◆ **PROBLEM DESCRIPTION**
Work out the number of lines containing "into". Give that number alone.

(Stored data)
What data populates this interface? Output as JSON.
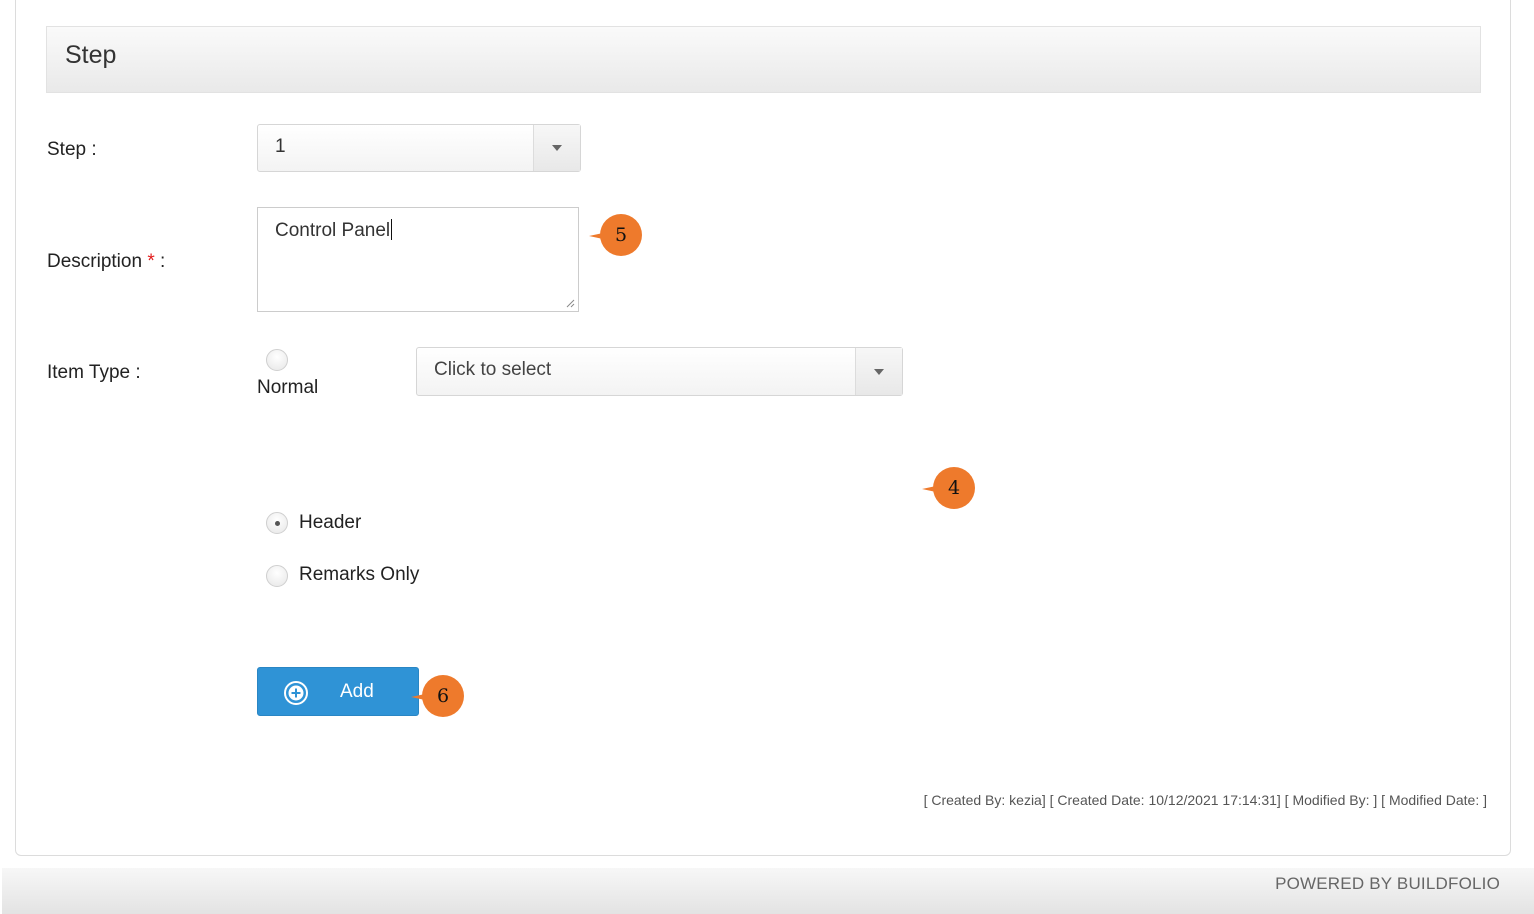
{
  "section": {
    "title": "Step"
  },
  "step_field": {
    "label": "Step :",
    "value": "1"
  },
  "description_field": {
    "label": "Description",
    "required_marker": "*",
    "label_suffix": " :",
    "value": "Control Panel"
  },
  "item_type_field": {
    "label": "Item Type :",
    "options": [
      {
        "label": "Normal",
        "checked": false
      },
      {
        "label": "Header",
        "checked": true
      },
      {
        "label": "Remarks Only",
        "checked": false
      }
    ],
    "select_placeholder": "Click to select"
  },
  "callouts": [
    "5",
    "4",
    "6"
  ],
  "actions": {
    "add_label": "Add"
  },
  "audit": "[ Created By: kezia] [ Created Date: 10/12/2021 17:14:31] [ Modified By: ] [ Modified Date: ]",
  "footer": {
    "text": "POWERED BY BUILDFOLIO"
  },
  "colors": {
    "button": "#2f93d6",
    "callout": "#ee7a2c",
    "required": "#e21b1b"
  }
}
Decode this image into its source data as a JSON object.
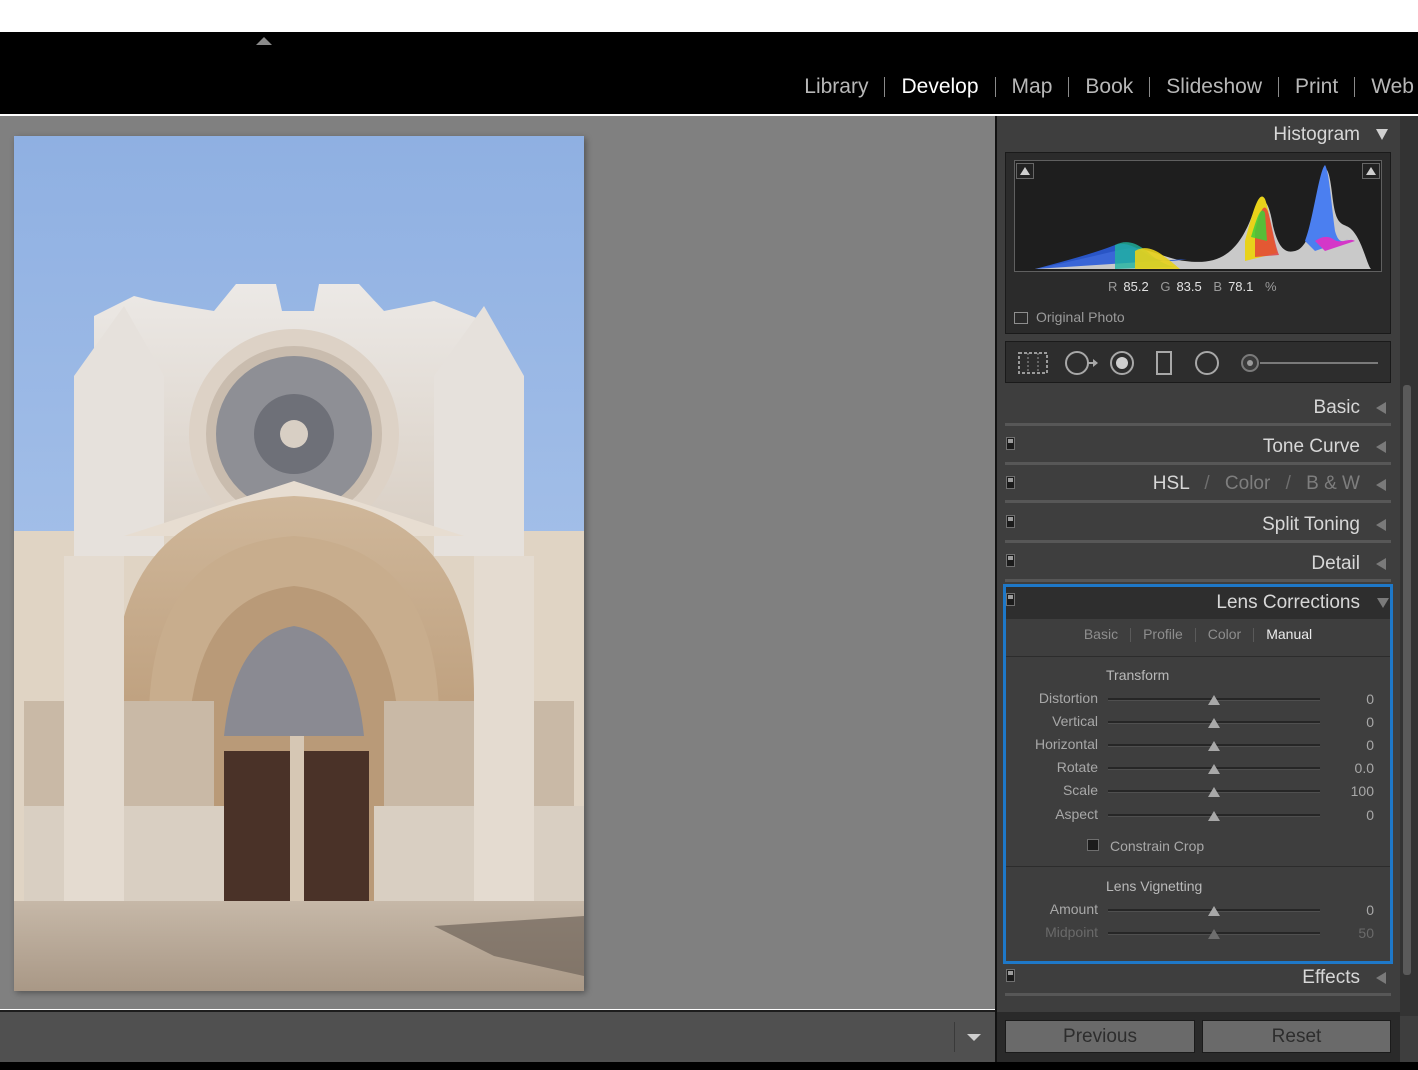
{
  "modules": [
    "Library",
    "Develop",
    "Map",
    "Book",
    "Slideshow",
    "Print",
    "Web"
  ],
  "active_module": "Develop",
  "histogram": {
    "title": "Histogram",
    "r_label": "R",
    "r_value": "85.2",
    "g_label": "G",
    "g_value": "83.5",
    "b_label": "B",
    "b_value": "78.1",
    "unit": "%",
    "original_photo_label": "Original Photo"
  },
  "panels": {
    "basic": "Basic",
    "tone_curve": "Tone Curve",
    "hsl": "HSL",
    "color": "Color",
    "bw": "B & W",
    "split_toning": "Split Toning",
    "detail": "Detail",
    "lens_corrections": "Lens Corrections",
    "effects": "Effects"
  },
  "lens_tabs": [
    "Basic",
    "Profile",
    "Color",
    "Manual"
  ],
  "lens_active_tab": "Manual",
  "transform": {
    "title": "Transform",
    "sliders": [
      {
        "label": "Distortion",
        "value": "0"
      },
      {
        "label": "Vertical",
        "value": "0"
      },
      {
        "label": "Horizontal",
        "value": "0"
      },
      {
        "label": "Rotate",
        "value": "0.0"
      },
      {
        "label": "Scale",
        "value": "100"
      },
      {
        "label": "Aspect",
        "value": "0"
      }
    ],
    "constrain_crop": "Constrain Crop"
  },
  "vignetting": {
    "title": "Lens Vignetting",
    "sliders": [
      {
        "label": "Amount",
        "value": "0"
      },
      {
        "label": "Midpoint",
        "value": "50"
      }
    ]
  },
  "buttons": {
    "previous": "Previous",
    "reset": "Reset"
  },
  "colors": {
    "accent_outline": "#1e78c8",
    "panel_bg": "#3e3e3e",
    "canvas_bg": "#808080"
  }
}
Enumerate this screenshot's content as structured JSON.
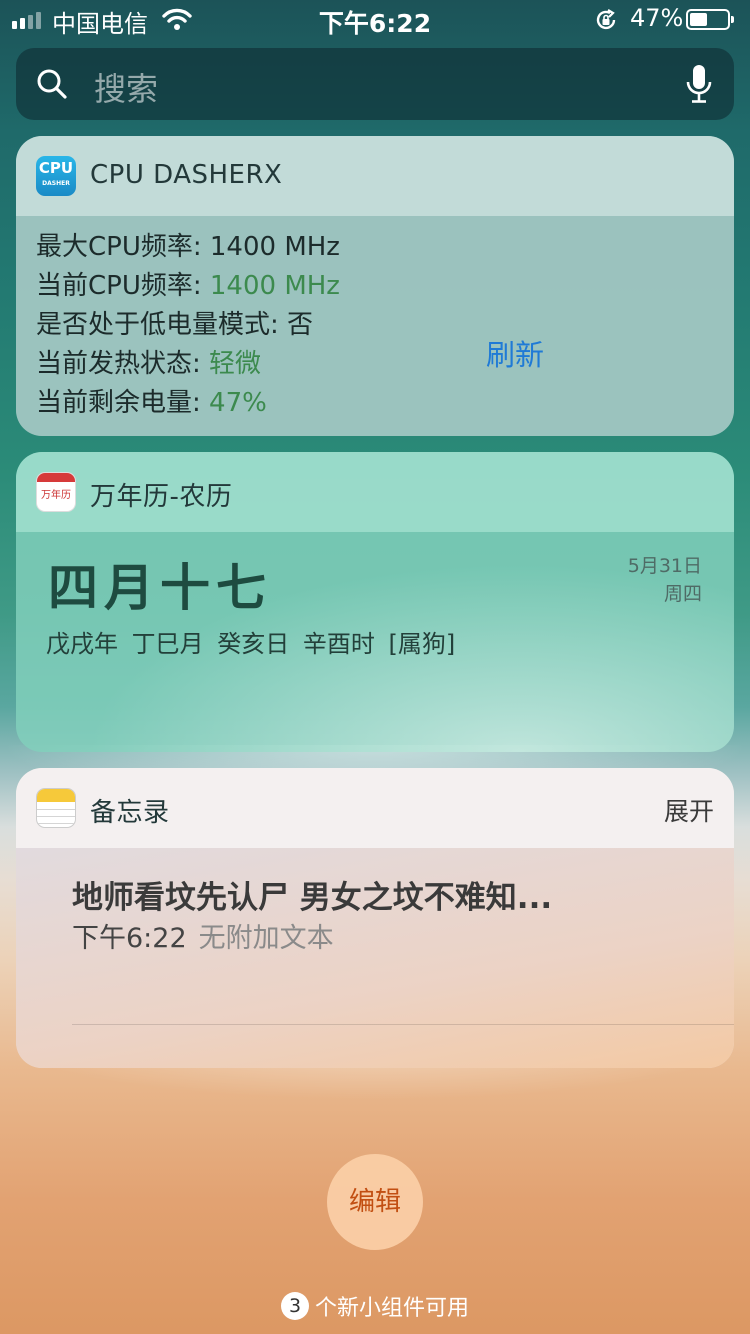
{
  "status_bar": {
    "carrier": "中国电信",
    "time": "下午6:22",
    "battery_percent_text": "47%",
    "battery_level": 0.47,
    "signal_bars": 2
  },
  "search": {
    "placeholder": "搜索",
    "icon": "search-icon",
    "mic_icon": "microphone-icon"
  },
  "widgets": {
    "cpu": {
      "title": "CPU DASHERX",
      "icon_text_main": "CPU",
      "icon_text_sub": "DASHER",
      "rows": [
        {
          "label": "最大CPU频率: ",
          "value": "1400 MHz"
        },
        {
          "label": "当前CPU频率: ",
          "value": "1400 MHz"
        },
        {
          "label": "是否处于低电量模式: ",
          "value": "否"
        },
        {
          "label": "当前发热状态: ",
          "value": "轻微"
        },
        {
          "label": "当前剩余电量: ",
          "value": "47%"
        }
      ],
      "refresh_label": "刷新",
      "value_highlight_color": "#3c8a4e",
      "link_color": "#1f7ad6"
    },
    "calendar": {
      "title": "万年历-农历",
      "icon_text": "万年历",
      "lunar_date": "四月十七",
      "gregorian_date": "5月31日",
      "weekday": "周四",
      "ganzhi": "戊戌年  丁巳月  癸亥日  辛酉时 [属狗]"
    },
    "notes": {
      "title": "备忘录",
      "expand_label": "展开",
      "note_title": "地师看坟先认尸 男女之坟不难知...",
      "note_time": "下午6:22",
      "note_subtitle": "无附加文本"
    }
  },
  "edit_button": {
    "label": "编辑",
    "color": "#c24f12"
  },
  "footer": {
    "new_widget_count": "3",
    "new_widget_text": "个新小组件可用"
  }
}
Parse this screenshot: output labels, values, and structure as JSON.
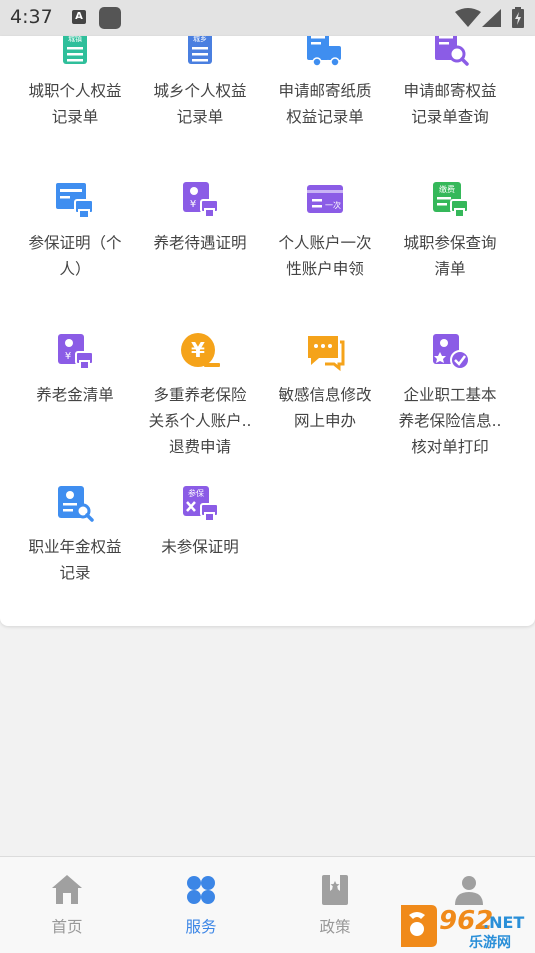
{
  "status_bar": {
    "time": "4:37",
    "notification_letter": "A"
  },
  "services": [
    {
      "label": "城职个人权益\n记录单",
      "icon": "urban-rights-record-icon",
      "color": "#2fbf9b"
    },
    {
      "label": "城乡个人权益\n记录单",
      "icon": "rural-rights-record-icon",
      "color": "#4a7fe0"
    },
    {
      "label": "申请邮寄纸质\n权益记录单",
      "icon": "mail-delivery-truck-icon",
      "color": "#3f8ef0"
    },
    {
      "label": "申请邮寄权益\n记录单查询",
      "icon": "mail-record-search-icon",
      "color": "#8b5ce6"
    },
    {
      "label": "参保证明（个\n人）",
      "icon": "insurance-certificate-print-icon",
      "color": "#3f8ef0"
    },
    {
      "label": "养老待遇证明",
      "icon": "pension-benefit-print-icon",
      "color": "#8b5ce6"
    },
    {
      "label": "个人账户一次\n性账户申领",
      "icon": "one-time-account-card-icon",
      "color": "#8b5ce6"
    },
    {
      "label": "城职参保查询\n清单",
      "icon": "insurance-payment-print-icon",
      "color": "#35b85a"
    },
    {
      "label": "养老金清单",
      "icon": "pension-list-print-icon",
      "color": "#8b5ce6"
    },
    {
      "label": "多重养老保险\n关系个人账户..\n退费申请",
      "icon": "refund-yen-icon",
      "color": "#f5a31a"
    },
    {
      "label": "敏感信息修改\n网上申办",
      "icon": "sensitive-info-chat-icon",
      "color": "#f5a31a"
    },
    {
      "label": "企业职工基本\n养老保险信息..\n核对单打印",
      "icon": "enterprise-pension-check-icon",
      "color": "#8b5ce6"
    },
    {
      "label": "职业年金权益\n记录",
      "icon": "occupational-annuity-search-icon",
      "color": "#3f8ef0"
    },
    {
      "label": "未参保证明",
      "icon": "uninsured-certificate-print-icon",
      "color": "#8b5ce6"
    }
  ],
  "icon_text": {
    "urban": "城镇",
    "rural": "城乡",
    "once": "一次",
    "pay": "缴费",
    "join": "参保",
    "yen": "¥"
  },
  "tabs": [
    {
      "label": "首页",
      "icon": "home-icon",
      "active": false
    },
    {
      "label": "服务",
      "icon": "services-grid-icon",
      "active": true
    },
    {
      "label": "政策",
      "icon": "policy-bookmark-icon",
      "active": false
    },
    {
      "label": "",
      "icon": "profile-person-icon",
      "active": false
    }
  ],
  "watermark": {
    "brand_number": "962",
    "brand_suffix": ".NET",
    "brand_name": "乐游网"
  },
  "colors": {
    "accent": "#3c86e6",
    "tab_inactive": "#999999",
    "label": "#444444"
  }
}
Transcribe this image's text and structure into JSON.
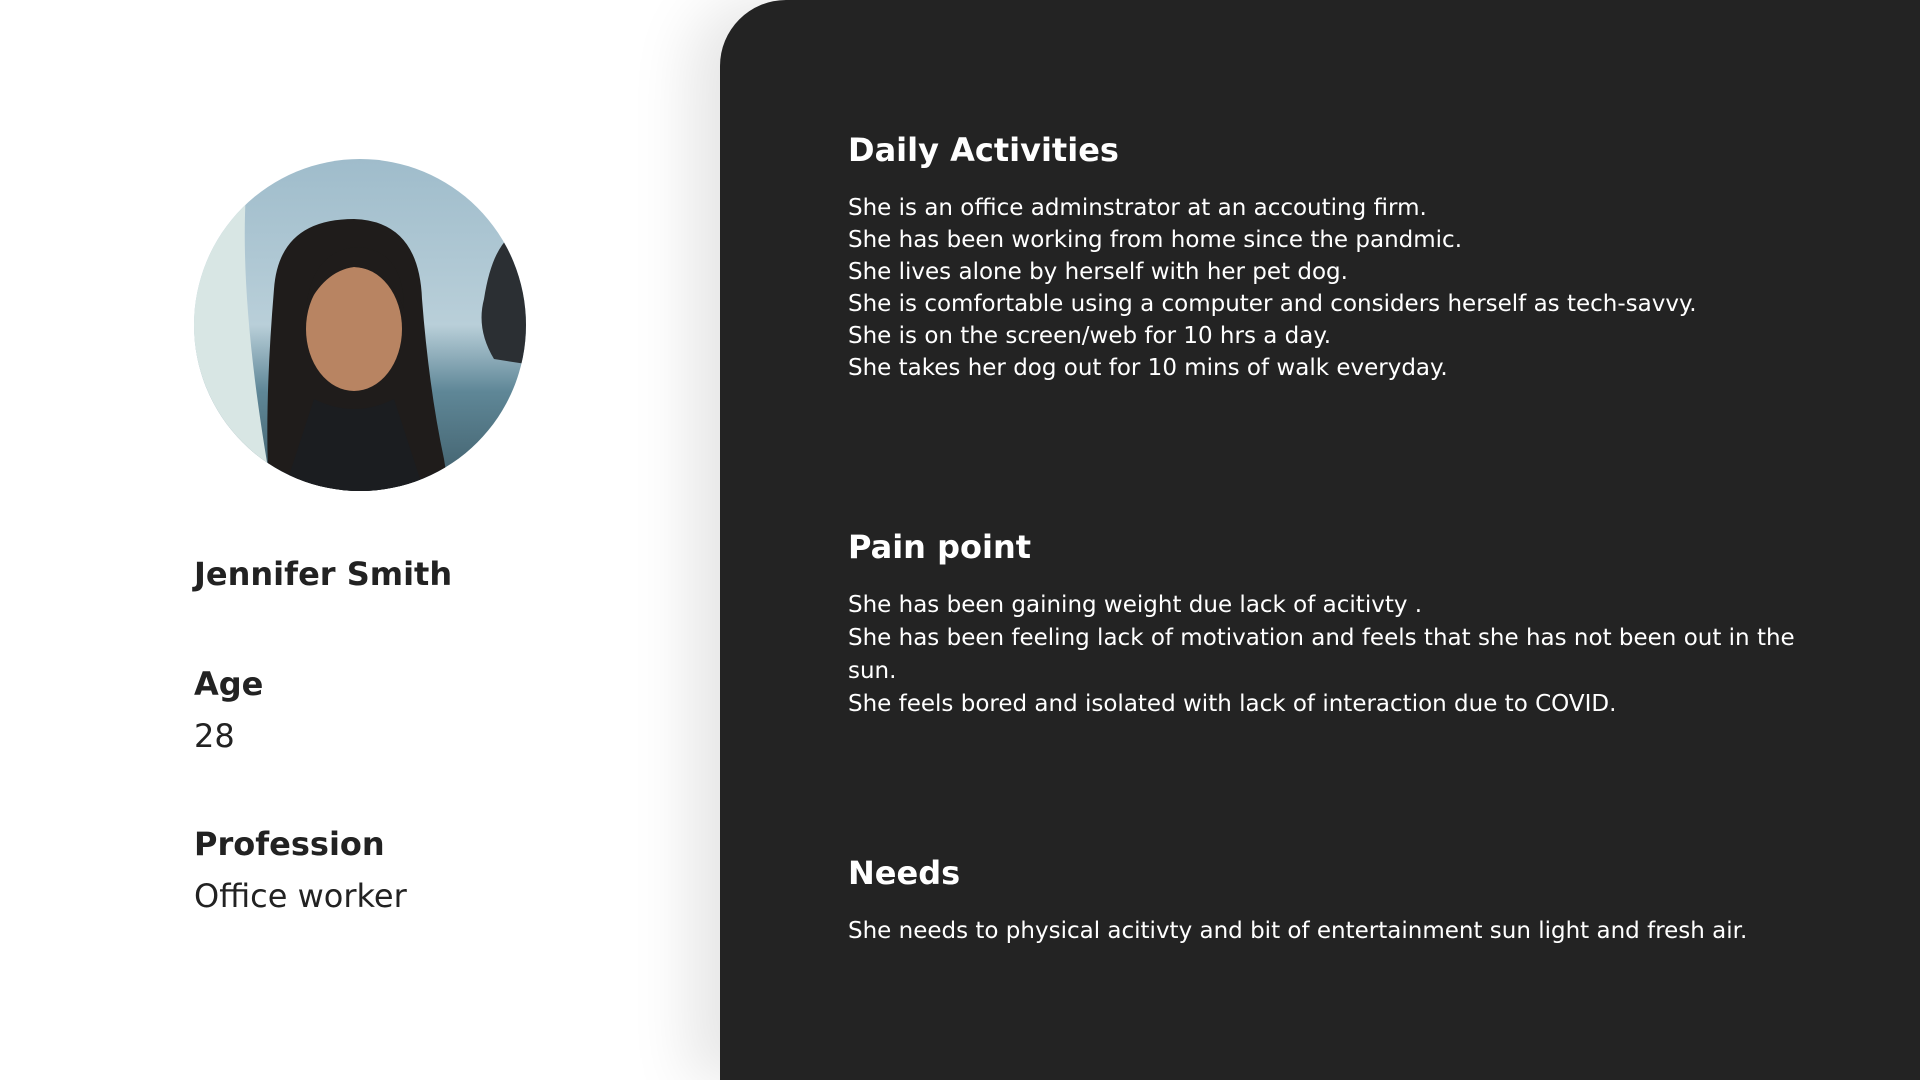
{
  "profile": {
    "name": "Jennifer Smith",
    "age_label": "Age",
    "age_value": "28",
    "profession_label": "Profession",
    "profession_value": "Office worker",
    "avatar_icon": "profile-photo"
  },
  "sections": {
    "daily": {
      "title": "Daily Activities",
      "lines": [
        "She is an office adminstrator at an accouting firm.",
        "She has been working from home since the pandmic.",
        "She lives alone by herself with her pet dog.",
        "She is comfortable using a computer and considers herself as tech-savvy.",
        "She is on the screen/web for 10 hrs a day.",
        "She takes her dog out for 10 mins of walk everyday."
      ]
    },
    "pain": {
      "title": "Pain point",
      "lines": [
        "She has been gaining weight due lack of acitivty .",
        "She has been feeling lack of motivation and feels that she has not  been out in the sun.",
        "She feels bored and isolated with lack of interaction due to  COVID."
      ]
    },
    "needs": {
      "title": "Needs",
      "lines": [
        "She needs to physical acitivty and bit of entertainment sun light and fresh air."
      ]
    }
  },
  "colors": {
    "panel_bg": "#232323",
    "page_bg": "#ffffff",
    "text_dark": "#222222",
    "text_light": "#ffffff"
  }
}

◆ **SOLUTION TO THIS PROBLEM**
2